** GIVEN TASK **
Your task is to output the entries below word for word.

** DATASET **
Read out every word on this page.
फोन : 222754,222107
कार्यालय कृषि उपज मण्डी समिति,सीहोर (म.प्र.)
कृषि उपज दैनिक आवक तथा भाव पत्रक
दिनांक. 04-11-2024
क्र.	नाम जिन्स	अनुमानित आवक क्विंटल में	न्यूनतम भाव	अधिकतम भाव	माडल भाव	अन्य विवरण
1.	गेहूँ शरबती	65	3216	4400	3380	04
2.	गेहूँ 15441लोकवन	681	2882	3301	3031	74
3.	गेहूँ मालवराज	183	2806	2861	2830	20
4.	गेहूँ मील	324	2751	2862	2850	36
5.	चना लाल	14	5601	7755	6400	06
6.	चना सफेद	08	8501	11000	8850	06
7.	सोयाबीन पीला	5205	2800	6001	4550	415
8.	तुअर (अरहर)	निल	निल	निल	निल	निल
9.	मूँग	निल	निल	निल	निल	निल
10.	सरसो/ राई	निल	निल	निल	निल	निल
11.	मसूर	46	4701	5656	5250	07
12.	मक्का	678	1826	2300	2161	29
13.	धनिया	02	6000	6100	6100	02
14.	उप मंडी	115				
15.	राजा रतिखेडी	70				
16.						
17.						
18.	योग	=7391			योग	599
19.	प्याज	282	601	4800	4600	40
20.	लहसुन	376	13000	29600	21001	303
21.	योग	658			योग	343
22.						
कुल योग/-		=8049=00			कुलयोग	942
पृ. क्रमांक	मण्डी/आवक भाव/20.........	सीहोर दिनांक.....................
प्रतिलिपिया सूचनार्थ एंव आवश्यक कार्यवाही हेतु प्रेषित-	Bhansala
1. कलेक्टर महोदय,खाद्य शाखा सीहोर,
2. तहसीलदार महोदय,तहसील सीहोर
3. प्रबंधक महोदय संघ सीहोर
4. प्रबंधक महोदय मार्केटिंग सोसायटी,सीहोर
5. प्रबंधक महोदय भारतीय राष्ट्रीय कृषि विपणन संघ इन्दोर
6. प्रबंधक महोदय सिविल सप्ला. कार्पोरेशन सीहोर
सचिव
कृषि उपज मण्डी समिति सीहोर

** TASK OUTPUT **
Read out every word on this page.
फोन : 222754,222107
कार्यालय कृषि उपज मण्डी समिति,सीहोर (म.प्र.)
कृषि उपज दैनिक आवक तथा भाव पत्रक
दिनांक. 04-11-2024
क्र.	नाम जिन्स	अनुमानित आवक क्विंटल में	न्यूनतम भाव	अधिकतम भाव	माडल भाव	अन्य विवरण
1.	गेहूँ शरबती	65	3216	4400	3380	04
2.	गेहूँ 15441लोकवन	681	2882	3301	3031	74
3.	गेहूँ मालवराज	183	2806	2861	2830	20
4.	गेहूँ मील	324	2751	2862	2850	36
5.	चना लाल	14	5601	7755	6400	06
6.	चना सफेद	08	8501	11000	8850	06
7.	सोयाबीन पीला	5205	2800	6001	4550	415
8.	तुअर (अरहर)	निल	निल	निल	निल	निल
9.	मूँग	निल	निल	निल	निल	निल
10.	सरसो/ राई	निल	निल	निल	निल	निल
11.	मसूर	46	4701	5656	5250	07
12.	मक्का	678	1826	2300	2161	29
13.	धनिया	02	6000	6100	6100	02
14.	उप मंडी	115				
15.	राजा रतिखेडी	70				
16.						
17.						
18.	योग	=7391			योग	599
19.	प्याज	282	601	4800	4600	40
20.	लहसुन	376	13000	29600	21001	303
21.	योग	658			योग	343
22.						
कुल योग/-		=8049=00			कुलयोग	942
पृ. क्रमांक	मण्डी/आवक भाव/20.........	सीहोर दिनांक.....................
प्रतिलिपिया सूचनार्थ एंव आवश्यक कार्यवाही हेतु प्रेषित-	Bhansala
1. कलेक्टर महोदय,खाद्य शाखा सीहोर,
2. तहसीलदार महोदय,तहसील सीहोर
3. प्रबंधक महोदय संघ सीहोर
4. प्रबंधक महोदय मार्केटिंग सोसायटी,सीहोर
5. प्रबंधक महोदय भारतीय राष्ट्रीय कृषि विपणन संघ इन्दोर
6. प्रबंधक महोदय सिविल सप्ला. कार्पोरेशन सीहोर
सचिव
कृषि उपज मण्डी समिति सीहोर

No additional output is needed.